┌──

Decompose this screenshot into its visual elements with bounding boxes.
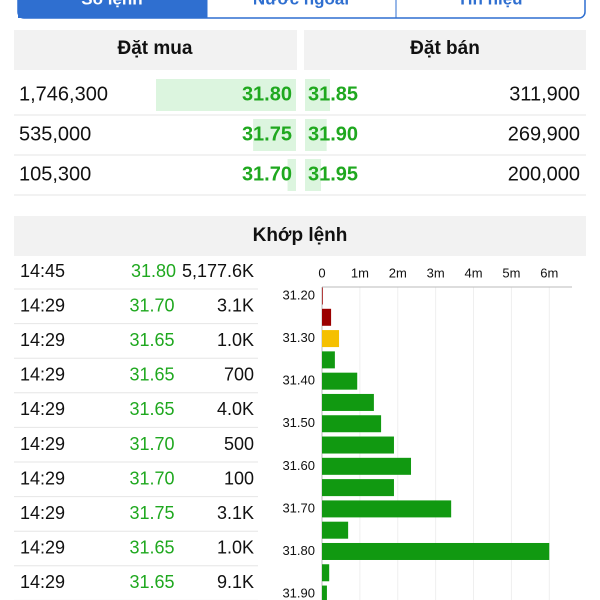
x-tick-label: 5m	[502, 265, 520, 280]
trade-volume: 100	[224, 468, 254, 488]
trade-volume: 4.0K	[217, 399, 254, 419]
trade-price: 31.70	[129, 434, 174, 454]
trade-time: 14:29	[20, 503, 65, 523]
volume-bar	[322, 500, 452, 518]
volume-bar	[322, 372, 358, 390]
trade-volume: 500	[224, 434, 254, 454]
ask-depth-bar	[305, 119, 327, 151]
trade-price: 31.65	[129, 399, 174, 419]
y-tick-label: 31.70	[282, 500, 315, 515]
x-tick-label: 1m	[351, 265, 369, 280]
trade-price: 31.65	[129, 330, 174, 350]
trade-volume: 1.0K	[217, 538, 254, 558]
trade-volume: 9.1K	[217, 572, 254, 592]
trade-time: 14:29	[20, 399, 65, 419]
volume-bar	[322, 479, 394, 497]
trade-volume: 3.1K	[217, 503, 254, 523]
trade-time: 14:29	[20, 330, 65, 350]
bid-header: Đặt mua	[118, 38, 193, 59]
matched-header-bg	[14, 216, 586, 256]
y-tick-label: 31.20	[282, 287, 315, 302]
ask-volume: 269,900	[508, 123, 580, 145]
tab-label[interactable]: Sổ lệnh	[81, 0, 142, 8]
volume-bar	[322, 585, 327, 600]
trade-time: 14:29	[20, 572, 65, 592]
volume-bar	[322, 330, 340, 348]
bid-volume: 105,300	[19, 163, 91, 185]
volume-bar	[322, 521, 349, 539]
trade-price: 31.75	[129, 503, 174, 523]
trade-price: 31.65	[129, 572, 174, 592]
trade-time: 14:29	[20, 538, 65, 558]
y-tick-label: 31.90	[282, 585, 315, 600]
x-tick-label: 0	[318, 265, 325, 280]
ask-header-bg	[304, 30, 586, 70]
ask-depth-bar	[305, 79, 331, 111]
tab-label[interactable]: Nước ngoài	[253, 0, 349, 8]
bid-price: 31.80	[242, 83, 292, 105]
y-tick-label: 31.60	[282, 458, 315, 473]
x-tick-label: 4m	[464, 265, 482, 280]
bid-price: 31.70	[242, 163, 292, 185]
volume-bar	[322, 287, 323, 305]
trade-price: 31.70	[129, 295, 174, 315]
bid-depth-bar	[156, 79, 296, 111]
trade-volume: 700	[224, 365, 254, 385]
trade-time: 14:45	[20, 261, 65, 281]
tab-label[interactable]: Tín hiệu	[457, 0, 522, 8]
bid-header-bg	[14, 30, 297, 70]
trade-volume: 5,177.6K	[182, 261, 254, 281]
y-tick-label: 31.30	[282, 330, 315, 345]
bid-volume: 1,746,300	[19, 83, 108, 105]
trade-time: 14:29	[20, 468, 65, 488]
volume-bar	[322, 564, 330, 582]
ask-depth-bar	[305, 159, 322, 191]
ask-price: 31.95	[308, 163, 358, 185]
trade-price: 31.80	[131, 261, 176, 281]
volume-bar	[322, 415, 382, 433]
trade-time: 14:29	[20, 365, 65, 385]
x-tick-label: 3m	[427, 265, 445, 280]
trade-price: 31.70	[129, 468, 174, 488]
volume-bar	[322, 351, 335, 369]
volume-bar	[322, 457, 412, 475]
trade-price: 31.65	[129, 365, 174, 385]
y-tick-label: 31.40	[282, 373, 315, 388]
x-tick-label: 6m	[540, 265, 558, 280]
bid-volume: 535,000	[19, 123, 91, 145]
bid-price: 31.75	[242, 123, 292, 145]
ask-price: 31.90	[308, 123, 358, 145]
volume-bar	[322, 542, 550, 560]
bid-depth-bar	[253, 119, 296, 151]
x-tick-label: 2m	[389, 265, 407, 280]
trade-price: 31.65	[129, 538, 174, 558]
trade-volume: 1.0K	[217, 330, 254, 350]
trade-volume: 3.1K	[217, 295, 254, 315]
trade-time: 14:29	[20, 434, 65, 454]
volume-bar	[322, 393, 374, 411]
tab-selected[interactable]	[18, 0, 207, 18]
matched-title: Khớp lệnh	[253, 225, 348, 246]
y-tick-label: 31.80	[282, 543, 315, 558]
ask-volume: 311,900	[509, 83, 580, 105]
ask-price: 31.85	[308, 83, 358, 105]
ask-volume: 200,000	[508, 163, 580, 185]
bid-depth-bar	[287, 159, 296, 191]
volume-bar	[322, 436, 394, 454]
volume-bar	[322, 308, 332, 326]
ask-header: Đặt bán	[410, 38, 480, 59]
trade-time: 14:29	[20, 295, 65, 315]
y-tick-label: 31.50	[282, 415, 315, 430]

└──

◆ Goal ◆
Copy the listing above verbatim, omitting the picture.

◆ Task response ◆
Decompose this screenshot into its visual elements with bounding boxes.
x-tick-label: 5m	[502, 265, 520, 280]
trade-volume: 100	[224, 468, 254, 488]
trade-volume: 4.0K	[217, 399, 254, 419]
trade-price: 31.70	[129, 434, 174, 454]
trade-time: 14:29	[20, 503, 65, 523]
volume-bar	[322, 500, 452, 518]
volume-bar	[322, 372, 358, 390]
trade-volume: 500	[224, 434, 254, 454]
ask-depth-bar	[305, 119, 327, 151]
trade-price: 31.65	[129, 399, 174, 419]
y-tick-label: 31.70	[282, 500, 315, 515]
x-tick-label: 1m	[351, 265, 369, 280]
trade-price: 31.65	[129, 330, 174, 350]
trade-volume: 1.0K	[217, 538, 254, 558]
trade-volume: 9.1K	[217, 572, 254, 592]
trade-time: 14:29	[20, 399, 65, 419]
volume-bar	[322, 479, 394, 497]
trade-volume: 3.1K	[217, 503, 254, 523]
trade-time: 14:29	[20, 330, 65, 350]
bid-header: Đặt mua	[118, 38, 193, 59]
matched-header-bg	[14, 216, 586, 256]
y-tick-label: 31.20	[282, 287, 315, 302]
ask-volume: 269,900	[508, 123, 580, 145]
tab-label[interactable]: Sổ lệnh	[81, 0, 142, 8]
volume-bar	[322, 585, 327, 600]
trade-time: 14:29	[20, 572, 65, 592]
volume-bar	[322, 330, 340, 348]
bid-volume: 105,300	[19, 163, 91, 185]
volume-bar	[322, 521, 349, 539]
trade-price: 31.75	[129, 503, 174, 523]
trade-price: 31.65	[129, 572, 174, 592]
trade-time: 14:29	[20, 538, 65, 558]
y-tick-label: 31.90	[282, 585, 315, 600]
x-tick-label: 0	[318, 265, 325, 280]
ask-header-bg	[304, 30, 586, 70]
ask-depth-bar	[305, 79, 331, 111]
tab-label[interactable]: Nước ngoài	[253, 0, 349, 8]
bid-price: 31.80	[242, 83, 292, 105]
y-tick-label: 31.60	[282, 458, 315, 473]
x-tick-label: 4m	[464, 265, 482, 280]
bid-price: 31.70	[242, 163, 292, 185]
volume-bar	[322, 287, 323, 305]
trade-price: 31.70	[129, 295, 174, 315]
bid-depth-bar	[156, 79, 296, 111]
trade-volume: 700	[224, 365, 254, 385]
trade-time: 14:45	[20, 261, 65, 281]
tab-label[interactable]: Tín hiệu	[457, 0, 522, 8]
bid-header-bg	[14, 30, 297, 70]
trade-volume: 5,177.6K	[182, 261, 254, 281]
y-tick-label: 31.30	[282, 330, 315, 345]
bid-volume: 1,746,300	[19, 83, 108, 105]
trade-time: 14:29	[20, 468, 65, 488]
volume-bar	[322, 564, 330, 582]
ask-depth-bar	[305, 159, 322, 191]
ask-price: 31.95	[308, 163, 358, 185]
trade-price: 31.80	[131, 261, 176, 281]
volume-bar	[322, 415, 382, 433]
trade-time: 14:29	[20, 365, 65, 385]
x-tick-label: 3m	[427, 265, 445, 280]
trade-price: 31.70	[129, 468, 174, 488]
volume-bar	[322, 351, 335, 369]
volume-bar	[322, 457, 412, 475]
trade-price: 31.65	[129, 365, 174, 385]
y-tick-label: 31.40	[282, 373, 315, 388]
x-tick-label: 6m	[540, 265, 558, 280]
bid-volume: 535,000	[19, 123, 91, 145]
bid-price: 31.75	[242, 123, 292, 145]
ask-price: 31.90	[308, 123, 358, 145]
volume-bar	[322, 542, 550, 560]
bid-depth-bar	[253, 119, 296, 151]
x-tick-label: 2m	[389, 265, 407, 280]
trade-price: 31.65	[129, 538, 174, 558]
trade-volume: 1.0K	[217, 330, 254, 350]
trade-volume: 3.1K	[217, 295, 254, 315]
trade-time: 14:29	[20, 434, 65, 454]
volume-bar	[322, 393, 374, 411]
tab-selected[interactable]	[18, 0, 207, 18]
matched-title: Khớp lệnh	[253, 225, 348, 246]
y-tick-label: 31.80	[282, 543, 315, 558]
ask-volume: 311,900	[509, 83, 580, 105]
ask-price: 31.85	[308, 83, 358, 105]
ask-volume: 200,000	[508, 163, 580, 185]
bid-depth-bar	[287, 159, 296, 191]
volume-bar	[322, 436, 394, 454]
volume-bar	[322, 308, 332, 326]
ask-header: Đặt bán	[410, 38, 480, 59]
trade-time: 14:29	[20, 295, 65, 315]
y-tick-label: 31.50	[282, 415, 315, 430]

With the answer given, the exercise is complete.